# Records supplied start

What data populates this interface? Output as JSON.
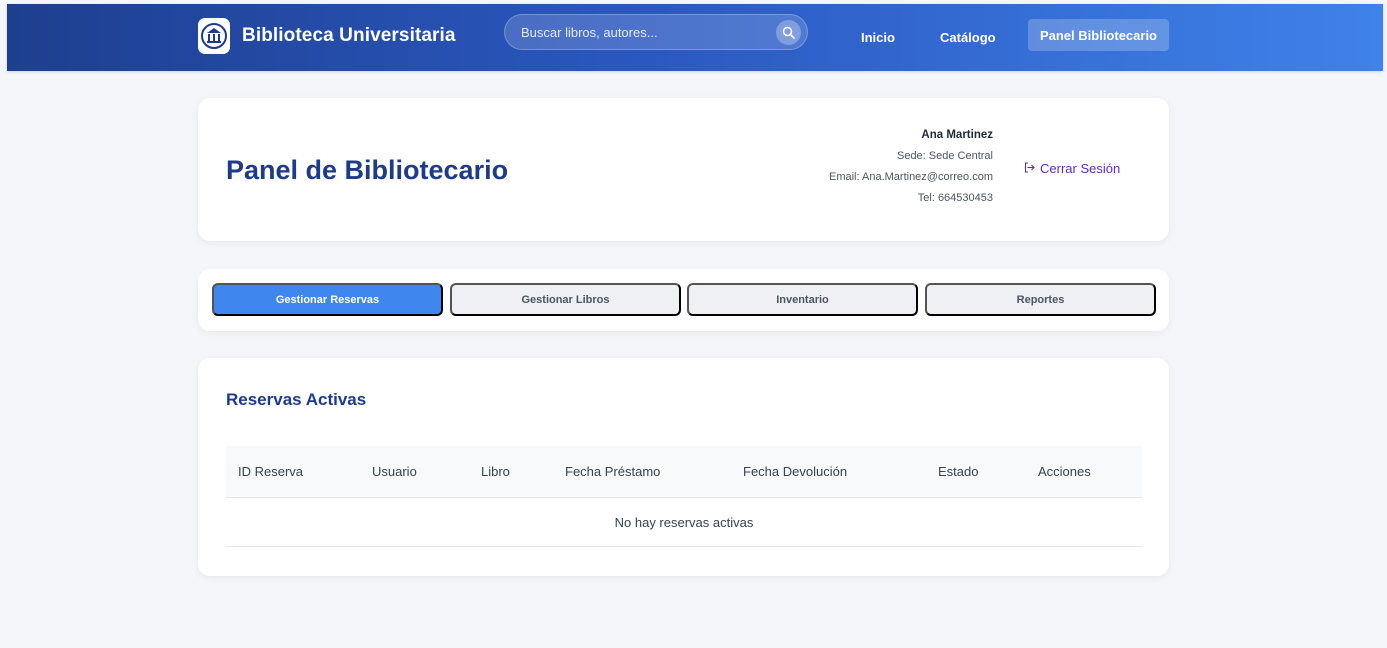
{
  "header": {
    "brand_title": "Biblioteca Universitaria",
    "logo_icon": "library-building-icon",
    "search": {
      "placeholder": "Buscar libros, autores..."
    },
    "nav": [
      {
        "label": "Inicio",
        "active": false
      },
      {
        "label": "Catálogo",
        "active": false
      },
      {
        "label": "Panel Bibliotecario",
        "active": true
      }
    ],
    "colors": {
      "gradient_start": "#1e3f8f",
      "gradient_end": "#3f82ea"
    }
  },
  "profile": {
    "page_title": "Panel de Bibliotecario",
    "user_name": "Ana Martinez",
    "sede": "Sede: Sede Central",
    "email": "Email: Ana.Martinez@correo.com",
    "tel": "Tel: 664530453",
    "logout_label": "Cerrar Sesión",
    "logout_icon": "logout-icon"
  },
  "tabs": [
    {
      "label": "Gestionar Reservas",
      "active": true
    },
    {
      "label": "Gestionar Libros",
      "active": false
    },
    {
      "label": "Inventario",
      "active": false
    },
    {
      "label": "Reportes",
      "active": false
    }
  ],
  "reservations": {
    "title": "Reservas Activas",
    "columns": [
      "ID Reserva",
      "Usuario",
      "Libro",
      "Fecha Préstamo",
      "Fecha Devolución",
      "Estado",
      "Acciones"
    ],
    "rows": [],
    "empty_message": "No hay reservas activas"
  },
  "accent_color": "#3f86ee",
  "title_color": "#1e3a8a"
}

# Records supplied end

Work required: Retype the whole listing exactly and leave the pictures out.

Solution to the exercise:
What data populates this interface? Output as JSON.
{
  "header": {
    "brand_title": "Biblioteca Universitaria",
    "logo_icon": "library-building-icon",
    "search": {
      "placeholder": "Buscar libros, autores..."
    },
    "nav": [
      {
        "label": "Inicio",
        "active": false
      },
      {
        "label": "Catálogo",
        "active": false
      },
      {
        "label": "Panel Bibliotecario",
        "active": true
      }
    ],
    "colors": {
      "gradient_start": "#1e3f8f",
      "gradient_end": "#3f82ea"
    }
  },
  "profile": {
    "page_title": "Panel de Bibliotecario",
    "user_name": "Ana Martinez",
    "sede": "Sede: Sede Central",
    "email": "Email: Ana.Martinez@correo.com",
    "tel": "Tel: 664530453",
    "logout_label": "Cerrar Sesión",
    "logout_icon": "logout-icon"
  },
  "tabs": [
    {
      "label": "Gestionar Reservas",
      "active": true
    },
    {
      "label": "Gestionar Libros",
      "active": false
    },
    {
      "label": "Inventario",
      "active": false
    },
    {
      "label": "Reportes",
      "active": false
    }
  ],
  "reservations": {
    "title": "Reservas Activas",
    "columns": [
      "ID Reserva",
      "Usuario",
      "Libro",
      "Fecha Préstamo",
      "Fecha Devolución",
      "Estado",
      "Acciones"
    ],
    "rows": [],
    "empty_message": "No hay reservas activas"
  },
  "accent_color": "#3f86ee",
  "title_color": "#1e3a8a"
}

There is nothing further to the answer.